What you need to do :: Return each line containing the string "JSON".

Entries supplied ::
----
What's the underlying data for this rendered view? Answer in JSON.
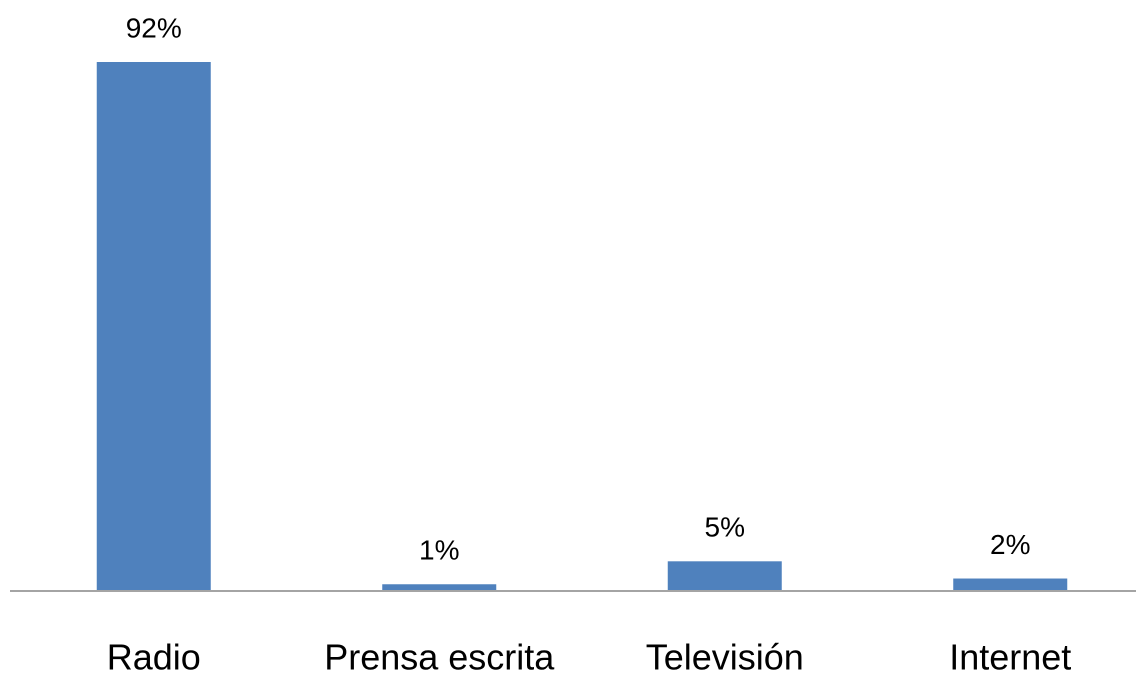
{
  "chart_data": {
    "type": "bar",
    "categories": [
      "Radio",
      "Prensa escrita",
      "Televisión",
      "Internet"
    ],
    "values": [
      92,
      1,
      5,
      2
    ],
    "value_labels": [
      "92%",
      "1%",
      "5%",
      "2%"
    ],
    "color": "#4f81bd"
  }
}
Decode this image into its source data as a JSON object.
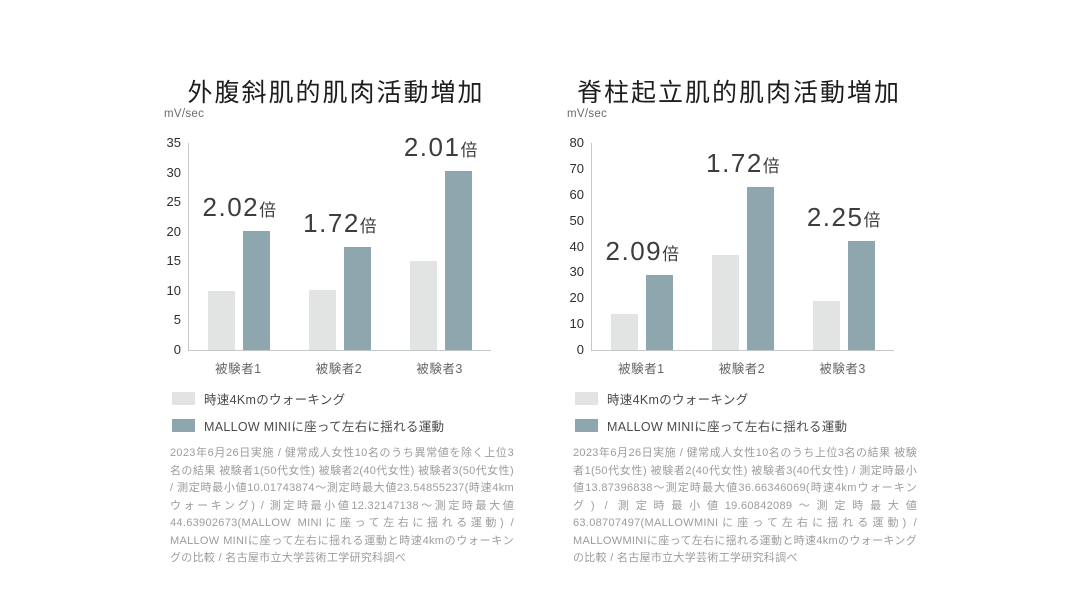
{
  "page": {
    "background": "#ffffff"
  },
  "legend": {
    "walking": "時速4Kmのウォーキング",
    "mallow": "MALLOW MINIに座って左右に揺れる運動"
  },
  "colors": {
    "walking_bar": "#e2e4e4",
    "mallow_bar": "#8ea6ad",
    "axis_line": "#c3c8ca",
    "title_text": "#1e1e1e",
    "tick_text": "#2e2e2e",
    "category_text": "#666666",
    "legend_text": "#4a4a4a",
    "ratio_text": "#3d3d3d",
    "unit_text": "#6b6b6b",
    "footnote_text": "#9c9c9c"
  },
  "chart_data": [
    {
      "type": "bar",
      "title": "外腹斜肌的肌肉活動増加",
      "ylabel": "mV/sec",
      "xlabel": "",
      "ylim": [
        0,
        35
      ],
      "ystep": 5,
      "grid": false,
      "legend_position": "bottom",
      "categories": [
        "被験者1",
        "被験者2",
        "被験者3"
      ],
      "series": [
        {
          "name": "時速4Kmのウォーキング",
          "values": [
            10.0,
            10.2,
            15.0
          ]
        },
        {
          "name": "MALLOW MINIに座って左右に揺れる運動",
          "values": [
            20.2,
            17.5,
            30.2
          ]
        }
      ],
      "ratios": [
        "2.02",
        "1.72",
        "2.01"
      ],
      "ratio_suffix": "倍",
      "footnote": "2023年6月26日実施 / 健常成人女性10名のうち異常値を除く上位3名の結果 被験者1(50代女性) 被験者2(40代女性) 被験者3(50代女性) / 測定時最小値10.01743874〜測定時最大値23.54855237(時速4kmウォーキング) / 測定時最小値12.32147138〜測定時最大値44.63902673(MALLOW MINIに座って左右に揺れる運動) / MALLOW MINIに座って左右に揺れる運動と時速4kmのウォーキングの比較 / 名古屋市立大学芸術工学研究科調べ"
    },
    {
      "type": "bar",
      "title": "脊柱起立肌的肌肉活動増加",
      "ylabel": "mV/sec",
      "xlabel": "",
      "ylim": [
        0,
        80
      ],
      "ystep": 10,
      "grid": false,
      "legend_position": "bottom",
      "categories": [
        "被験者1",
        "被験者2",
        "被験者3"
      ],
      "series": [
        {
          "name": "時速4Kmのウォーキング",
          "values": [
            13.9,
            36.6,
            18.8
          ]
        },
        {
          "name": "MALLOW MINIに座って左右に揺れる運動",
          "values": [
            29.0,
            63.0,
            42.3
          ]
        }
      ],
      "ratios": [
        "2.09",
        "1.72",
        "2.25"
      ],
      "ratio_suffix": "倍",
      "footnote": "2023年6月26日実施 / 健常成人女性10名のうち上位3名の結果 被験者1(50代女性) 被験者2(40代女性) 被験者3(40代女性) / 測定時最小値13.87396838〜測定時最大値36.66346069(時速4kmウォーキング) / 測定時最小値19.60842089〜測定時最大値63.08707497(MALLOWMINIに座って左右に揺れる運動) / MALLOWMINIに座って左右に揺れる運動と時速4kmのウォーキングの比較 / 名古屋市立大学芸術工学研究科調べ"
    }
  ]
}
----
The response ::
What's the underlying data for this rendered view? Answer in JSON.
Decode this image into its source data as a JSON object.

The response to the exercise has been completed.